> [Problem details] Check every line in the records below for the word "this" and report how many have it, nothing more.

> [Data listing]
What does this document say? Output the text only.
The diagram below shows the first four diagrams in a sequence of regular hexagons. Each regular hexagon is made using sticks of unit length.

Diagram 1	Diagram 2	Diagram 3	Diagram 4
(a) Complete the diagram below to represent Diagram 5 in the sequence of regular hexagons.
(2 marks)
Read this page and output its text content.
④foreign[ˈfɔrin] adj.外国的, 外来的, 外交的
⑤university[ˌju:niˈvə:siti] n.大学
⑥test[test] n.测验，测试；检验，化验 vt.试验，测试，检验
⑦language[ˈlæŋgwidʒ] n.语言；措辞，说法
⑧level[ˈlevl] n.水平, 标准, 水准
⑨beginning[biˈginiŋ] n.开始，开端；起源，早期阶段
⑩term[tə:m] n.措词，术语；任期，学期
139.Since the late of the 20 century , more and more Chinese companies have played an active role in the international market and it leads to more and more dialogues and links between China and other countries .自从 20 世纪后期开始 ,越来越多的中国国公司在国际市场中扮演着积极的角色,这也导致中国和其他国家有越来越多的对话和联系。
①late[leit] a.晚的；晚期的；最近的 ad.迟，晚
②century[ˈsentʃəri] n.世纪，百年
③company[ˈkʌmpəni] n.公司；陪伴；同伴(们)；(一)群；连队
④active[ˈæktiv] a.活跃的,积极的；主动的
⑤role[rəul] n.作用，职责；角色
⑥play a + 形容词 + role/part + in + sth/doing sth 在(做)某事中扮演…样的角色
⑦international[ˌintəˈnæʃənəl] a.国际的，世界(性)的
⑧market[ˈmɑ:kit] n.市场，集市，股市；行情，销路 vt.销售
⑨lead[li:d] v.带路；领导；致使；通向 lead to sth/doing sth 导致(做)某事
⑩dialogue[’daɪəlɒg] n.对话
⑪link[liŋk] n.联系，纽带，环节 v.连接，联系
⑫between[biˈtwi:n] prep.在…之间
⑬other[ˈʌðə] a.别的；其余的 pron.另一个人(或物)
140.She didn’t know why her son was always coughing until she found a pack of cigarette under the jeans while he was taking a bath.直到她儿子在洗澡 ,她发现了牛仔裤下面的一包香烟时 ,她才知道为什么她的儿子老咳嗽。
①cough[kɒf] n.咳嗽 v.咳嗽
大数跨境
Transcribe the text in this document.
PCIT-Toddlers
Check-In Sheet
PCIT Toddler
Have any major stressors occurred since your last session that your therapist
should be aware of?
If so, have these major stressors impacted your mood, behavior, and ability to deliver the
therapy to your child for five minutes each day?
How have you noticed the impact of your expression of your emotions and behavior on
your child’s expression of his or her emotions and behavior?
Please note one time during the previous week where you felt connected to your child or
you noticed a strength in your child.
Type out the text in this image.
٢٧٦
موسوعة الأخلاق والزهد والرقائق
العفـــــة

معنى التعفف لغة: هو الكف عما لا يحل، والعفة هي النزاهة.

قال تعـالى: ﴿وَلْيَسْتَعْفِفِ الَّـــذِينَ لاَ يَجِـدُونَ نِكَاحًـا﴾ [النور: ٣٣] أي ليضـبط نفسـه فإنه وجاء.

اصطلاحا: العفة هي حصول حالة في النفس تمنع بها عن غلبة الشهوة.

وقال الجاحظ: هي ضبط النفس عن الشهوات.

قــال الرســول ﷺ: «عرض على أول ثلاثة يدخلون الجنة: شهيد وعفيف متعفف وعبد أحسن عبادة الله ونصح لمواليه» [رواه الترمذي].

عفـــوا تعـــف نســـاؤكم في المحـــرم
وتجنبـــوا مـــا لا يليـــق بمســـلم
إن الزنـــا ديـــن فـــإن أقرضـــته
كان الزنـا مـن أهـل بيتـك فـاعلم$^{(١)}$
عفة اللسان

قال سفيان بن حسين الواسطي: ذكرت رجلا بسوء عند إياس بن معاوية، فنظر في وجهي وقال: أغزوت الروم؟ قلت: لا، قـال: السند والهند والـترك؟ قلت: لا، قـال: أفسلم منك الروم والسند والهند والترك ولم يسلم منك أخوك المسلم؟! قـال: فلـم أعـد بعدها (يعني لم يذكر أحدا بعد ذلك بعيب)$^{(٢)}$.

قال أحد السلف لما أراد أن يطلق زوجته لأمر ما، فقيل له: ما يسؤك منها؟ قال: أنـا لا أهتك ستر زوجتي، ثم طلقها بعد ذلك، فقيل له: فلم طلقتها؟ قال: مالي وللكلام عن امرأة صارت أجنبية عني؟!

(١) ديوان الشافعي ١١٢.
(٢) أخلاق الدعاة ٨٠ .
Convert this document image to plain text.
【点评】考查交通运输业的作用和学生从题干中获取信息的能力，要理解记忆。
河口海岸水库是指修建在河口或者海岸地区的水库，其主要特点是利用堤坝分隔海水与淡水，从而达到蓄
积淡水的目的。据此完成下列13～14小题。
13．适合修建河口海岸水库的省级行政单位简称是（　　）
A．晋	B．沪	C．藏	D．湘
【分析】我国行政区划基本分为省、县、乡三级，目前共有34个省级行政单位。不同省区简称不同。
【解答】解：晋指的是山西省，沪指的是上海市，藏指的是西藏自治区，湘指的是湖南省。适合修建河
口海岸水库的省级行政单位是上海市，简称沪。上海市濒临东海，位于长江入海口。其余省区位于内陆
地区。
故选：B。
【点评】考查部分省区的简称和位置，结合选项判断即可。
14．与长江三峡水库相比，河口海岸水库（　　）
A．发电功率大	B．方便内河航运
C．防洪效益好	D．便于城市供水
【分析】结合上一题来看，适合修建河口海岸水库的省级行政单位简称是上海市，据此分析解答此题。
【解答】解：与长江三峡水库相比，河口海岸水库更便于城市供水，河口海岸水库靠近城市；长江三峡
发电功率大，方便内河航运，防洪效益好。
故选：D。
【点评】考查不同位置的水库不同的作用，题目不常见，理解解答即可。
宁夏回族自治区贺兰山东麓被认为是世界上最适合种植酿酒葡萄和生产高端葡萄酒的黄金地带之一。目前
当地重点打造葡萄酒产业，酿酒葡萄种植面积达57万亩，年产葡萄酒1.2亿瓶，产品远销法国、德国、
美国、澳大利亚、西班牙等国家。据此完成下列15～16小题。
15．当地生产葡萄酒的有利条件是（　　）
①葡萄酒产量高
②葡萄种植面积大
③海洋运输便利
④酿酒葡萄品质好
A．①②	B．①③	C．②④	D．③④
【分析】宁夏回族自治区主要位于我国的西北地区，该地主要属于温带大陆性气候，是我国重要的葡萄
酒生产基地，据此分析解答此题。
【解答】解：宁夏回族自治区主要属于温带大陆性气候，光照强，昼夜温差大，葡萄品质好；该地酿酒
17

> [Reply] 5